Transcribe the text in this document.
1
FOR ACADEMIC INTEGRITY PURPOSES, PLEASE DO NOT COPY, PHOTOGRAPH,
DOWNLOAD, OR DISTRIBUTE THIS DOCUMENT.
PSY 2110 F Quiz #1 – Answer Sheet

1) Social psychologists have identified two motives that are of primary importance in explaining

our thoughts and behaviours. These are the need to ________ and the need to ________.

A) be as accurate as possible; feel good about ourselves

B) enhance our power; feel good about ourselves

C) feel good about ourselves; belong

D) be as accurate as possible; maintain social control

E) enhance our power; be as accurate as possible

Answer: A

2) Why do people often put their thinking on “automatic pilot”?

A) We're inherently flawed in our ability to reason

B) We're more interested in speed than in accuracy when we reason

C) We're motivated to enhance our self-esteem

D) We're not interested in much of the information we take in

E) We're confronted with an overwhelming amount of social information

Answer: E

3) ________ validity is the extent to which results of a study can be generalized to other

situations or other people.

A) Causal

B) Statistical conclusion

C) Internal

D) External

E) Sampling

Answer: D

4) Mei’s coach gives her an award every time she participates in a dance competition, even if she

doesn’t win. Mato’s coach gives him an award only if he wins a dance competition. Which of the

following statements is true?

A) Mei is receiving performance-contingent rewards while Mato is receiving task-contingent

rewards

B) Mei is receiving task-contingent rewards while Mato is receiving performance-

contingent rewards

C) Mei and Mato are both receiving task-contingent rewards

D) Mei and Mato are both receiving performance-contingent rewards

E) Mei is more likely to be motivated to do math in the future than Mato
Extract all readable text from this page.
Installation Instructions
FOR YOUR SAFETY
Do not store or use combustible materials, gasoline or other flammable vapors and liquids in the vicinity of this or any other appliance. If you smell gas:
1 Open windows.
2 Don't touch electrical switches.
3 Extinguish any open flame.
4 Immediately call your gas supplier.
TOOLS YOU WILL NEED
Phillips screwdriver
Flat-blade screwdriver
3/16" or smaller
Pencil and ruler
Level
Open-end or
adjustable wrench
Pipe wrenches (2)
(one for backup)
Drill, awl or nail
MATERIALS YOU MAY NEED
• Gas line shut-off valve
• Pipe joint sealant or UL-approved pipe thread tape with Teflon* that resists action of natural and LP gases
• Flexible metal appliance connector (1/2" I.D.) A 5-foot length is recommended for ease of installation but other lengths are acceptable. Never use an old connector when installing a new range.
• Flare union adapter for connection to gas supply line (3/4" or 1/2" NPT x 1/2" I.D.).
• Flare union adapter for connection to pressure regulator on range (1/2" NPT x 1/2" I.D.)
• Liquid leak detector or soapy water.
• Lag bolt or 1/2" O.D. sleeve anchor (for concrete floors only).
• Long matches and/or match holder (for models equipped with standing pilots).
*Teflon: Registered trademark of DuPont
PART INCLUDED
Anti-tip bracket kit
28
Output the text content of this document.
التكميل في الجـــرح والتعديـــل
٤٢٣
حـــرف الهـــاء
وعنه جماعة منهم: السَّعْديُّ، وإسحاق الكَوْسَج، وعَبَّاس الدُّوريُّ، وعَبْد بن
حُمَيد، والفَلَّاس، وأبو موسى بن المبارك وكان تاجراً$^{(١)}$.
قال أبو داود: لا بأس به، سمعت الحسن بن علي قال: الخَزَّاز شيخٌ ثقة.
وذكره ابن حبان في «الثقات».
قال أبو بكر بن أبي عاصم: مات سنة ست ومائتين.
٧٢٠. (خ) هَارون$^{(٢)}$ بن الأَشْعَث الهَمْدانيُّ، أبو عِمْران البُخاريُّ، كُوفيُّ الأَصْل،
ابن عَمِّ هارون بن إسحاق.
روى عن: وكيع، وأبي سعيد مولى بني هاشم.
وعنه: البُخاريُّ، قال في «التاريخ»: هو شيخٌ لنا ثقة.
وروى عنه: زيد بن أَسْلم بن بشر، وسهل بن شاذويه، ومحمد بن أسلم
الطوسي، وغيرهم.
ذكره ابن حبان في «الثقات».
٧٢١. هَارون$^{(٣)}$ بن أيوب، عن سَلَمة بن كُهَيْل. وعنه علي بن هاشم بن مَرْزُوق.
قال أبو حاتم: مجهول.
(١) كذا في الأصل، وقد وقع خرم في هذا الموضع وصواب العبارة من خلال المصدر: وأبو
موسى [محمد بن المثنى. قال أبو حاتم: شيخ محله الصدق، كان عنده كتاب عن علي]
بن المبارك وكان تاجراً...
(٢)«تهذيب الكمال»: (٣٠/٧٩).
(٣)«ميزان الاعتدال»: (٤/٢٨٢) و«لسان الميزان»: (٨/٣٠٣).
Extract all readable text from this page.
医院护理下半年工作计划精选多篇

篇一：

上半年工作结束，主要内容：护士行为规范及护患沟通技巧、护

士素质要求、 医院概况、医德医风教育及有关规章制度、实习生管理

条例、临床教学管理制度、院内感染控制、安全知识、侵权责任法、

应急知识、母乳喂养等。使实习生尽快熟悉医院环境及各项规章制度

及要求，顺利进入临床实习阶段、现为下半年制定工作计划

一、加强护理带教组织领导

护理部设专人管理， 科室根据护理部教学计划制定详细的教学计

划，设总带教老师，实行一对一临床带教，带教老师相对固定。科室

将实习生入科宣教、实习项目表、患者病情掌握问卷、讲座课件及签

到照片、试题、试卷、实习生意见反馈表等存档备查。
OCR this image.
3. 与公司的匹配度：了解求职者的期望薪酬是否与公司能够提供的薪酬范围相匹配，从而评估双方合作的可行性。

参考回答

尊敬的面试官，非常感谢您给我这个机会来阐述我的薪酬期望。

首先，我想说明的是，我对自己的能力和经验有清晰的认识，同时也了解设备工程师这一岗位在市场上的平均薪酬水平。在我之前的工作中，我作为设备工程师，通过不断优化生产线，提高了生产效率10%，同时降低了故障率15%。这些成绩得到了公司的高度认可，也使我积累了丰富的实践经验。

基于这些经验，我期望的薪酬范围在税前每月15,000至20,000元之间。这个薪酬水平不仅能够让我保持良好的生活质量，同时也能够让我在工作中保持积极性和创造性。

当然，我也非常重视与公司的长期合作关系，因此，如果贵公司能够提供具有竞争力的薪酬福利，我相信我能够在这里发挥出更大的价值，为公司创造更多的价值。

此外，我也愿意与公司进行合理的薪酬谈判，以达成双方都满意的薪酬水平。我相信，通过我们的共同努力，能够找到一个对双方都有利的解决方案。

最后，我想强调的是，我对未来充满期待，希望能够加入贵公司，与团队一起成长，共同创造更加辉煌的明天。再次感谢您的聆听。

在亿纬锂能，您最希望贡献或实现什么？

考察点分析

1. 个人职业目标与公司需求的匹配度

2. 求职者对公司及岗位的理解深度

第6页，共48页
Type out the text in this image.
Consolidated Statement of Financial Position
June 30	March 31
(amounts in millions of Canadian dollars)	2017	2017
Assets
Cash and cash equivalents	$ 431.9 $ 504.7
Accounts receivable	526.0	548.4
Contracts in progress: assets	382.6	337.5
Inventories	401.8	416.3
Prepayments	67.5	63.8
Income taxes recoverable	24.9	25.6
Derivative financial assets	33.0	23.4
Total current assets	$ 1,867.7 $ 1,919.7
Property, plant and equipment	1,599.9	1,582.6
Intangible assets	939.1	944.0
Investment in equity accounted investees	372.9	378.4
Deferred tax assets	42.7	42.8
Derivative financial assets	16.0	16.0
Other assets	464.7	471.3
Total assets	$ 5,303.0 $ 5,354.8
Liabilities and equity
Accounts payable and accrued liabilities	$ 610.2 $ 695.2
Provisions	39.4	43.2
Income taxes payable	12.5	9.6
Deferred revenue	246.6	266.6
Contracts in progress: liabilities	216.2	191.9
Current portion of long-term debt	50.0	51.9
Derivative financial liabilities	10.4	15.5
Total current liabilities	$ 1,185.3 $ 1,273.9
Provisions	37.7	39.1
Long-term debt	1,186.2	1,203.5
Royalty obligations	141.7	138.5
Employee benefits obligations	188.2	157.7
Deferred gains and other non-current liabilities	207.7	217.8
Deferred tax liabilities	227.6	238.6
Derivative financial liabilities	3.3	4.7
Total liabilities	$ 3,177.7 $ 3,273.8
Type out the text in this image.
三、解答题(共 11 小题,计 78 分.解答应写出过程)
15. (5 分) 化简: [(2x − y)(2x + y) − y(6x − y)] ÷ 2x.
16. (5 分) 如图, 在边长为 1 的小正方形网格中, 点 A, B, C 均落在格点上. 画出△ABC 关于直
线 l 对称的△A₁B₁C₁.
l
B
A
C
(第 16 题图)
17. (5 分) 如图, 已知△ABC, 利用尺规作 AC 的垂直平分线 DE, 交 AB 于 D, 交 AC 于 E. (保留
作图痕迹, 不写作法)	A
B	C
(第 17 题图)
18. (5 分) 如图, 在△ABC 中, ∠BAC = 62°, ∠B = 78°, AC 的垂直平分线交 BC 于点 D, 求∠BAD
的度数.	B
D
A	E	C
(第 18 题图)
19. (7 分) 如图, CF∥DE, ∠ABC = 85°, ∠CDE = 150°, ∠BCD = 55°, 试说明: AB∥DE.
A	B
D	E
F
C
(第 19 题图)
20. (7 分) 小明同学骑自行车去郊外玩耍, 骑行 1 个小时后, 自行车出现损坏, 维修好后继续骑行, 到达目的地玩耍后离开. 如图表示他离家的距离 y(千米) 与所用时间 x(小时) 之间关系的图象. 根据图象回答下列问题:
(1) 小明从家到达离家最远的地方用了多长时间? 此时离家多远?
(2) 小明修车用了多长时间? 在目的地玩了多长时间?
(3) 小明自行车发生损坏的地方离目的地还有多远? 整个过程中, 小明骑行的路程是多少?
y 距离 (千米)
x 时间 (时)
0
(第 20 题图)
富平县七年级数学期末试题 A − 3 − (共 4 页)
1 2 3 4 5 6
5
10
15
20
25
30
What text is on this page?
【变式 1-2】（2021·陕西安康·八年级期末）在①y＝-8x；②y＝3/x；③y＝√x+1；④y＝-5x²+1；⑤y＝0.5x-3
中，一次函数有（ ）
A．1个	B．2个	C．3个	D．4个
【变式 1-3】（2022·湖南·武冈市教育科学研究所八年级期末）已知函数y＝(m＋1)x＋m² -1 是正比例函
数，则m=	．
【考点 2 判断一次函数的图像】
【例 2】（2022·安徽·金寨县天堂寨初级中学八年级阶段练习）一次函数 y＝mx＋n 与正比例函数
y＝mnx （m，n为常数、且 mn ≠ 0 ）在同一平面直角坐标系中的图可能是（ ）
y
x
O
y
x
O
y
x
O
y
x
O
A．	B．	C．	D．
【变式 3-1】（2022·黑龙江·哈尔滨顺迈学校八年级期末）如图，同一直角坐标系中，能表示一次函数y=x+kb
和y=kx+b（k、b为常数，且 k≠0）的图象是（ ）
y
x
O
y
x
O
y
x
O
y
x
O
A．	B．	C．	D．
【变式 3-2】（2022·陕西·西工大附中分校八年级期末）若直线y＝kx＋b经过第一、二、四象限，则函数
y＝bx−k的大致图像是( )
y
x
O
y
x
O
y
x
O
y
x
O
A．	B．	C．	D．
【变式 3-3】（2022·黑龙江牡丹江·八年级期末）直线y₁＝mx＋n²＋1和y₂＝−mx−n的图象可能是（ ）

-- -- --

* [Exercise description] Pick out each line that holds the string "rewards".

* [Solution to this task]
A) Mei is receiving performance-contingent rewards while Mato is receiving task-contingent
rewards
B) Mei is receiving task-contingent rewards while Mato is receiving performance-
contingent rewards
C) Mei and Mato are both receiving task-contingent rewards
D) Mei and Mato are both receiving performance-contingent rewards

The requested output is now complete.